Reproduce every entry exactly.

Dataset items
--------------------------------

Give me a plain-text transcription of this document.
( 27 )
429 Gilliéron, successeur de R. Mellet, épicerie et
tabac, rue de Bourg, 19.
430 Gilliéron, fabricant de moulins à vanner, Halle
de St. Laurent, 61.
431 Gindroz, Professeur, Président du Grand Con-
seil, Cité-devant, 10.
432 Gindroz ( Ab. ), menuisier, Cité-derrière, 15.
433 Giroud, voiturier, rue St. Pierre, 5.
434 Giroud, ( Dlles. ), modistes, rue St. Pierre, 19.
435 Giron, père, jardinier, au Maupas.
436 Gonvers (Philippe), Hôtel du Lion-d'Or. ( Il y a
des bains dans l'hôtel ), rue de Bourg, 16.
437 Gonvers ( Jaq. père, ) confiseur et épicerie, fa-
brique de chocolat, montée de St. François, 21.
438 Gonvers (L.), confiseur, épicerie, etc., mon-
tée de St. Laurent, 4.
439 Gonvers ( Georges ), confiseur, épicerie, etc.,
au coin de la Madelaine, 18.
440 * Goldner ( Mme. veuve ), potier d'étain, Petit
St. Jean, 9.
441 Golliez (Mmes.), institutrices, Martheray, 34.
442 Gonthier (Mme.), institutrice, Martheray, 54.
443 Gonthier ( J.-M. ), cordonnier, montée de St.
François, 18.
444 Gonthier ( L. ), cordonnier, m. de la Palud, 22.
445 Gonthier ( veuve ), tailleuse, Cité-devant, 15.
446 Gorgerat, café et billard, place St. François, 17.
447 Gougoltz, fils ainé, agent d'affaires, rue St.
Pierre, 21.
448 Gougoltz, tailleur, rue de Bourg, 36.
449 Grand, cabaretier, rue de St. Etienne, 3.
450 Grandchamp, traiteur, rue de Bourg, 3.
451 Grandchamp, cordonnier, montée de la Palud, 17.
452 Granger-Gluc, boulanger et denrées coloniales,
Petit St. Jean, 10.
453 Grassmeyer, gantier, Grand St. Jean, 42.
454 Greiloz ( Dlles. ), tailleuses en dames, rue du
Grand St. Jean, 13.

--------------------------------

▸ Solution below
Give me a plain-text transcription of this document.
( 27 )
429 Gilliéron, successeur de R. Mellet, épicerie et
tabac, rue de Bourg, 19.
430 Gilliéron, fabricant de moulins à vanner, Halle
de St. Laurent, 61.
431 Gindroz, Professeur, Président du Grand Con-
seil, Cité-devant, 10.
432 Gindroz ( Ab. ), menuisier, Cité-derrière, 15.
433 Giroud, voiturier, rue St. Pierre, 5.
434 Giroud, ( Dlles. ), modistes, rue St. Pierre, 19.
435 Giron, père, jardinier, au Maupas.
436 Gonvers (Philippe), Hôtel du Lion-d'Or. ( Il y a
des bains dans l'hôtel ), rue de Bourg, 16.
437 Gonvers ( Jaq. père, ) confiseur et épicerie, fa-
brique de chocolat, montée de St. François, 21.
438 Gonvers (L.), confiseur, épicerie, etc., mon-
tée de St. Laurent, 4.
439 Gonvers ( Georges ), confiseur, épicerie, etc.,
au coin de la Madelaine, 18.
440 * Goldner ( Mme. veuve ), potier d'étain, Petit
St. Jean, 9.
441 Golliez (Mmes.), institutrices, Martheray, 34.
442 Gonthier (Mme.), institutrice, Martheray, 54.
443 Gonthier ( J.-M. ), cordonnier, montée de St.
François, 18.
444 Gonthier ( L. ), cordonnier, m. de la Palud, 22.
445 Gonthier ( veuve ), tailleuse, Cité-devant, 15.
446 Gorgerat, café et billard, place St. François, 17.
447 Gougoltz, fils ainé, agent d'affaires, rue St.
Pierre, 21.
448 Gougoltz, tailleur, rue de Bourg, 36.
449 Grand, cabaretier, rue de St. Etienne, 3.
450 Grandchamp, traiteur, rue de Bourg, 3.
451 Grandchamp, cordonnier, montée de la Palud, 17.
452 Granger-Gluc, boulanger et denrées coloniales,
Petit St. Jean, 10.
453 Grassmeyer, gantier, Grand St. Jean, 42.
454 Greiloz ( Dlles. ), tailleuses en dames, rue du
Grand St. Jean, 13.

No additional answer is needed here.